* _GIVEN REQUEST_: Each line containing the word "results" should be found and copied.

..............................

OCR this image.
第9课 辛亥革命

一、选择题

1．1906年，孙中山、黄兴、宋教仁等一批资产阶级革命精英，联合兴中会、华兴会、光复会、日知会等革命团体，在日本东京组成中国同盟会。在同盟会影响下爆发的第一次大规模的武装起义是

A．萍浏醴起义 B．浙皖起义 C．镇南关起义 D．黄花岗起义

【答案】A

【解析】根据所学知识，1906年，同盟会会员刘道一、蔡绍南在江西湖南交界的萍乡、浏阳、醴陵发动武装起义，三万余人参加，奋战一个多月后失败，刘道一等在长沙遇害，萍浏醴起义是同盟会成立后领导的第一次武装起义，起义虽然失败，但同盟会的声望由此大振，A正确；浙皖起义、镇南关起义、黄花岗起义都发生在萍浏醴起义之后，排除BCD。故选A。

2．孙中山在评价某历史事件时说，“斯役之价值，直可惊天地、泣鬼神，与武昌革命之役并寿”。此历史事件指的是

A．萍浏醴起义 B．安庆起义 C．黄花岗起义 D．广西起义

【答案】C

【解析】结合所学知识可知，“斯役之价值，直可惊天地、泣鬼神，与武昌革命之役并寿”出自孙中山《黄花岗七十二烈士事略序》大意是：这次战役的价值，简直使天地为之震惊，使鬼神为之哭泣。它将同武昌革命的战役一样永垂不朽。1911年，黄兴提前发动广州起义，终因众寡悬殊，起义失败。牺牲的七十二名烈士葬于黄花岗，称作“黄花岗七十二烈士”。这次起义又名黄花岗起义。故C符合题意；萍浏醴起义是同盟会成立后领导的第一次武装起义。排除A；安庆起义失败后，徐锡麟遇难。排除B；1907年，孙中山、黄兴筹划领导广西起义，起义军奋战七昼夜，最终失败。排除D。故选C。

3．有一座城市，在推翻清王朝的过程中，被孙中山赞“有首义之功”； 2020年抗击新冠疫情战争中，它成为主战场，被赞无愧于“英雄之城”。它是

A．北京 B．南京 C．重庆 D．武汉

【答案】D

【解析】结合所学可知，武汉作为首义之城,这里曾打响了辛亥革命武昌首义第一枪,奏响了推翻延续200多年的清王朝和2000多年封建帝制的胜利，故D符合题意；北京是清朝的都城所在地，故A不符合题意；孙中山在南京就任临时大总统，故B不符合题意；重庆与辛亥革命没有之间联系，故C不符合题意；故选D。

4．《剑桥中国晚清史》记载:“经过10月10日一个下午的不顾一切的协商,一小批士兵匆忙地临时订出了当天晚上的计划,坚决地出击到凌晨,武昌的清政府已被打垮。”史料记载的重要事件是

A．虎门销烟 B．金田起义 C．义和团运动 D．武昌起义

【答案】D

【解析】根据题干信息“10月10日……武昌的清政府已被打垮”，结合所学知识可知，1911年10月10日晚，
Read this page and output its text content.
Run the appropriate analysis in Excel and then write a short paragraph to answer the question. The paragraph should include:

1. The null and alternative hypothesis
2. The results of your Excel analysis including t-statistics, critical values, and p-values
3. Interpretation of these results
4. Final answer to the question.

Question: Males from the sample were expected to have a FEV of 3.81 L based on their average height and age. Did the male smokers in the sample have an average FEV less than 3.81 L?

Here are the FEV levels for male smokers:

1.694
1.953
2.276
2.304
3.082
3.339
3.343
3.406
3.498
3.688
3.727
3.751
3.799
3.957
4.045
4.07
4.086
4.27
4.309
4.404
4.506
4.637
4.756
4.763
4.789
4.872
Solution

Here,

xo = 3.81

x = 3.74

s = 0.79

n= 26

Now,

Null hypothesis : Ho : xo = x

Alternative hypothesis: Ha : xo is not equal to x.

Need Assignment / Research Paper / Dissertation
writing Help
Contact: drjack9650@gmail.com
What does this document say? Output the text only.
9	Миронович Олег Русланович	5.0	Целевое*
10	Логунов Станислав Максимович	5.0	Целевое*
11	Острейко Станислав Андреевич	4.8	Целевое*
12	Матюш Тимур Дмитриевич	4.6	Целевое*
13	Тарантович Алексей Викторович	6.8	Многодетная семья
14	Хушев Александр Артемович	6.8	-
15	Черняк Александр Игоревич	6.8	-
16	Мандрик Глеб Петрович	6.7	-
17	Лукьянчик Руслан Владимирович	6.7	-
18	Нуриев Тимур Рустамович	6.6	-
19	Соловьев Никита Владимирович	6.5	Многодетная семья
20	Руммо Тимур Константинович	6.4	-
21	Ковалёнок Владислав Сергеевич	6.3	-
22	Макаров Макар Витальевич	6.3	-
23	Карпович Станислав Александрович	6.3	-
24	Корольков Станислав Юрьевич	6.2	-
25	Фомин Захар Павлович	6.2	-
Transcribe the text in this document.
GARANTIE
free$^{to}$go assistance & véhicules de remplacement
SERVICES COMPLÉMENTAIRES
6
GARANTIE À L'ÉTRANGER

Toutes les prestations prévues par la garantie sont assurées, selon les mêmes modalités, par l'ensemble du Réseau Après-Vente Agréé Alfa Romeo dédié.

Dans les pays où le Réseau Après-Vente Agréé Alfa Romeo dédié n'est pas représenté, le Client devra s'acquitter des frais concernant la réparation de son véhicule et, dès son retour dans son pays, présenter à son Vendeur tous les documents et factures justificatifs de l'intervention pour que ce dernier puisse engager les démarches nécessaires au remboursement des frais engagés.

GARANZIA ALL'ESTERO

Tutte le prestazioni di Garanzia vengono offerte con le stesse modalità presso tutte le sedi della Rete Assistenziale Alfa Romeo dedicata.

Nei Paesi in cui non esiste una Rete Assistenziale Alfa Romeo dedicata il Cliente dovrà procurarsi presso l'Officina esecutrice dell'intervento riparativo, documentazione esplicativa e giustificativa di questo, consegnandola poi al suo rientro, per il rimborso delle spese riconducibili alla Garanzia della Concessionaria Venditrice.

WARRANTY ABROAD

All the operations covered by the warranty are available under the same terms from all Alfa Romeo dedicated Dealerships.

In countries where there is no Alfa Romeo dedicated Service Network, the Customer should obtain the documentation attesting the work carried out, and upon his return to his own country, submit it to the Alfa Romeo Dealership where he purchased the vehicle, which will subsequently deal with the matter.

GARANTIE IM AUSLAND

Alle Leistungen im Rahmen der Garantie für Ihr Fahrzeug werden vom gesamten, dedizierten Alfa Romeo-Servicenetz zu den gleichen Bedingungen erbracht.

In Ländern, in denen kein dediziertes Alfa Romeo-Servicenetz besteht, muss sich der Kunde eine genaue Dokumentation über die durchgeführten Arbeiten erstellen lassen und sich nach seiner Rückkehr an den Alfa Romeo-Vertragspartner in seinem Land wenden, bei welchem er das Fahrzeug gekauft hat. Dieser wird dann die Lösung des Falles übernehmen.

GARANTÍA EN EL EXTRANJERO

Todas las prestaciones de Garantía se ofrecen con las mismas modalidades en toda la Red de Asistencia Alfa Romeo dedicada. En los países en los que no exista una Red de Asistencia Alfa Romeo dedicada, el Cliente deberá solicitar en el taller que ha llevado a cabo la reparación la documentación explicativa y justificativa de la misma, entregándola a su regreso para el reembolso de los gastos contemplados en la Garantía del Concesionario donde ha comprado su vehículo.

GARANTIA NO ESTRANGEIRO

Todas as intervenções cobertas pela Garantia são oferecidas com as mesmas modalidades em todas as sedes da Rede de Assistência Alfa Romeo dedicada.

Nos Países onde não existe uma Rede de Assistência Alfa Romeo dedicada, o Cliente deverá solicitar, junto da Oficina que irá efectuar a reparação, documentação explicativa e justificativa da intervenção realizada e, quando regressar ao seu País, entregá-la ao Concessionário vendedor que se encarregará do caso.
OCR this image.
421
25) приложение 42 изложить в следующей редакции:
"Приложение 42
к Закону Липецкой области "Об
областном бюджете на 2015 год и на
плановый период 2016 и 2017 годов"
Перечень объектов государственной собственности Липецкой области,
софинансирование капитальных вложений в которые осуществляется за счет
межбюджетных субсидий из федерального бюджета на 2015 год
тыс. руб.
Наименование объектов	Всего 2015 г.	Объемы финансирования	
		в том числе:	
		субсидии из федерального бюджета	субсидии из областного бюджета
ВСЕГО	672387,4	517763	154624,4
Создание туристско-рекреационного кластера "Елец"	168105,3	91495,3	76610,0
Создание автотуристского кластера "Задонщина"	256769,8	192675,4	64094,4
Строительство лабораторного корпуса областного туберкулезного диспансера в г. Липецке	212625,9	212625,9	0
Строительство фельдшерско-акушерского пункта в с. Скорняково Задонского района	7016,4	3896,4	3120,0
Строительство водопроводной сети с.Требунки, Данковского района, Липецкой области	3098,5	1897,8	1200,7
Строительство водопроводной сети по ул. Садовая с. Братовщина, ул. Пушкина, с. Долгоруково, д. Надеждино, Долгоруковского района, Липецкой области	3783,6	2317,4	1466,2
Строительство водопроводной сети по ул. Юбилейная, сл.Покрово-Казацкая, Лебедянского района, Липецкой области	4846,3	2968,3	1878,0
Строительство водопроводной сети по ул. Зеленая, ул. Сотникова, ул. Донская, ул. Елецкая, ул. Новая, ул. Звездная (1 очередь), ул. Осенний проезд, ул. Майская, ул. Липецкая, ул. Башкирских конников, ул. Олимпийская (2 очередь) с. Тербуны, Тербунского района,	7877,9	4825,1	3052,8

..............................

* _RESULT OF THE TASK_:
2. The results of your Excel analysis including t-statistics, critical values, and p-values
3. Interpretation of these results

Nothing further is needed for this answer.